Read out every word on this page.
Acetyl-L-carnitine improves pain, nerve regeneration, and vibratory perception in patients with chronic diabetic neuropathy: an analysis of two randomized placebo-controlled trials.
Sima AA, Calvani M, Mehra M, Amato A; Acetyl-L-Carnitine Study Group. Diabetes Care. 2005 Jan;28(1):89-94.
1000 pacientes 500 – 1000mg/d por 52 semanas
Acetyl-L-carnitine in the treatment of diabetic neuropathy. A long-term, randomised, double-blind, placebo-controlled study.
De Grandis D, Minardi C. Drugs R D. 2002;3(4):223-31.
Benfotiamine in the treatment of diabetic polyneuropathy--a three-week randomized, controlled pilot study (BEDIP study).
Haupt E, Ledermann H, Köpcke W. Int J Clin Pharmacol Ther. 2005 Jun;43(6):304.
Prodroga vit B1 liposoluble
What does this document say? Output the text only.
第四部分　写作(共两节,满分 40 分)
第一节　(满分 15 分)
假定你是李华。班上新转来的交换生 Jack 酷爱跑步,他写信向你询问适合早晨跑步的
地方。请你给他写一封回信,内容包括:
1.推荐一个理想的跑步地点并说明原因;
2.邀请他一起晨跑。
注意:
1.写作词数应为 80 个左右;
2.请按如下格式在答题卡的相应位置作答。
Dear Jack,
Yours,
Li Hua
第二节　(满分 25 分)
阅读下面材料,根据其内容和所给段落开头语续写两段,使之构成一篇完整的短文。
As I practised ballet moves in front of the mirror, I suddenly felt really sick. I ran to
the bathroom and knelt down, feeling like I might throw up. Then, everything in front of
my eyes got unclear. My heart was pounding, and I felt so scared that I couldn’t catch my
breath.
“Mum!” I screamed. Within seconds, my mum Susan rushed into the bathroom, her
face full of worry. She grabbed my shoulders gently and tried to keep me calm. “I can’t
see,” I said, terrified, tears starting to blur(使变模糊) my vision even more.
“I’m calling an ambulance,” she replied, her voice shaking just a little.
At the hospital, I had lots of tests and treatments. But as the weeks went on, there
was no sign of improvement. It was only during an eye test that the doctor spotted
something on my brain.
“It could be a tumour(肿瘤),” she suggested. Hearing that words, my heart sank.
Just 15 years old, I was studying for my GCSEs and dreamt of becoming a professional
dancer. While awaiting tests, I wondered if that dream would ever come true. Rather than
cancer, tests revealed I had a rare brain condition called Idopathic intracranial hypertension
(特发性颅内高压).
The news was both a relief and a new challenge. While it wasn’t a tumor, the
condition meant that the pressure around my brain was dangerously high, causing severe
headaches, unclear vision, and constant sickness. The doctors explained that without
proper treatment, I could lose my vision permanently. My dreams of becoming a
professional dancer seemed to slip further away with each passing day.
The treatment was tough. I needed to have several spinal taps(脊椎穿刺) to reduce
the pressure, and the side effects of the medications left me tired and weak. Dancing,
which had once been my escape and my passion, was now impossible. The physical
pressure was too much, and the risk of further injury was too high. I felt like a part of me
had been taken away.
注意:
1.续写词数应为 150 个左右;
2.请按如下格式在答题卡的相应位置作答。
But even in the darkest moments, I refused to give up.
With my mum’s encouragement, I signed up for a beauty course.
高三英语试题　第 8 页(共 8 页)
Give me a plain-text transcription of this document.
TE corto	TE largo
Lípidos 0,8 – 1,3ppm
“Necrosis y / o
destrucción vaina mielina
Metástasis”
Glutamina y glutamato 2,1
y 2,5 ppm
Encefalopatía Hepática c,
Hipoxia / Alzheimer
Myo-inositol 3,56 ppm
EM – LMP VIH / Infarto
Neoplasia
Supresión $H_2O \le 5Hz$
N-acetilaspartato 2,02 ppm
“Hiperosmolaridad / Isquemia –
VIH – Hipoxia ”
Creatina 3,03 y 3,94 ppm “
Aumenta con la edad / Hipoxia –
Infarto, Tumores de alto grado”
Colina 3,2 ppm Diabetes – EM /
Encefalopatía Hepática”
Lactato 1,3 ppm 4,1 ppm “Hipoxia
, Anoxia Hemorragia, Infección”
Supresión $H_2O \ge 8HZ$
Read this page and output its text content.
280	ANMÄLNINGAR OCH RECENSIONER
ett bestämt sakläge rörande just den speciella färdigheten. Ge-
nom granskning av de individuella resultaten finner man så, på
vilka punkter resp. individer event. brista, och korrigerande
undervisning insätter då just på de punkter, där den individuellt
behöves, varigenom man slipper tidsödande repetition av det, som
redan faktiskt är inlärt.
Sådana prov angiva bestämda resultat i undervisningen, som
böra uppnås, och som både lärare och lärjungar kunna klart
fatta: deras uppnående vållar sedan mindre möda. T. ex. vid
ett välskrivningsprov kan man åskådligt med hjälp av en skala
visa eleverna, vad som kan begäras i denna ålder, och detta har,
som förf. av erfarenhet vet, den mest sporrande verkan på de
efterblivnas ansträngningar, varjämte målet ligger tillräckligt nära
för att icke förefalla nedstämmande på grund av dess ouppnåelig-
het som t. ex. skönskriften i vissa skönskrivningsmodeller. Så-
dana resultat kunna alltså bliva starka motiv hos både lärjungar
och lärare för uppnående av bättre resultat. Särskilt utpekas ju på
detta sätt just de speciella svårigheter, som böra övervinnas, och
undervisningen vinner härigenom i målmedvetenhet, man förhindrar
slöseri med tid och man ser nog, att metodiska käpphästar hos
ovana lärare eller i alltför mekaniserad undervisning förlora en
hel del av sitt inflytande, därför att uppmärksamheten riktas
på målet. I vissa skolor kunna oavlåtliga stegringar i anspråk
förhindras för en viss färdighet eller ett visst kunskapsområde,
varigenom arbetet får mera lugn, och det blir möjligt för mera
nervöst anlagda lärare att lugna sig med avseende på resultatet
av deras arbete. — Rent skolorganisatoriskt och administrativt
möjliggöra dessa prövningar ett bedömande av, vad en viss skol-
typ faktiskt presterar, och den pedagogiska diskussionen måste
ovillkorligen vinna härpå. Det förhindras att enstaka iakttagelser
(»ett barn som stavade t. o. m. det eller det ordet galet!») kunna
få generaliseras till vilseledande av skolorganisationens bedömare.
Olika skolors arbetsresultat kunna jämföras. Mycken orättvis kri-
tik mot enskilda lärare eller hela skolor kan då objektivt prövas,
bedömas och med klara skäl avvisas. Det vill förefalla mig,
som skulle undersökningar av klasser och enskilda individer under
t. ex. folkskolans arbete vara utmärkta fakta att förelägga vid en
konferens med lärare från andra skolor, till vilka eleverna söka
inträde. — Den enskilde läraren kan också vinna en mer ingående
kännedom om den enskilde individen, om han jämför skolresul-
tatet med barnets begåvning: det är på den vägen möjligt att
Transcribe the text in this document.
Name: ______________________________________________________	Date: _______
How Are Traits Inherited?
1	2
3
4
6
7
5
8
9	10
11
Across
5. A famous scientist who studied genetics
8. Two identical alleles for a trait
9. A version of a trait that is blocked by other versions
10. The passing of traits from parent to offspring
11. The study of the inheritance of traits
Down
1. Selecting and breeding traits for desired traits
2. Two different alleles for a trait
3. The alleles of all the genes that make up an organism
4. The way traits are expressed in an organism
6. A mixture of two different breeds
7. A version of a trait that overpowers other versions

————

§ Exercise
A line belongs in the answer if it contains the word "condition"; please copy each such line from the material.

§ Task response
cancer, tests revealed I had a rare brain condition called Idopathic intracranial hypertension
condition meant that the pressure around my brain was dangerously high, causing severe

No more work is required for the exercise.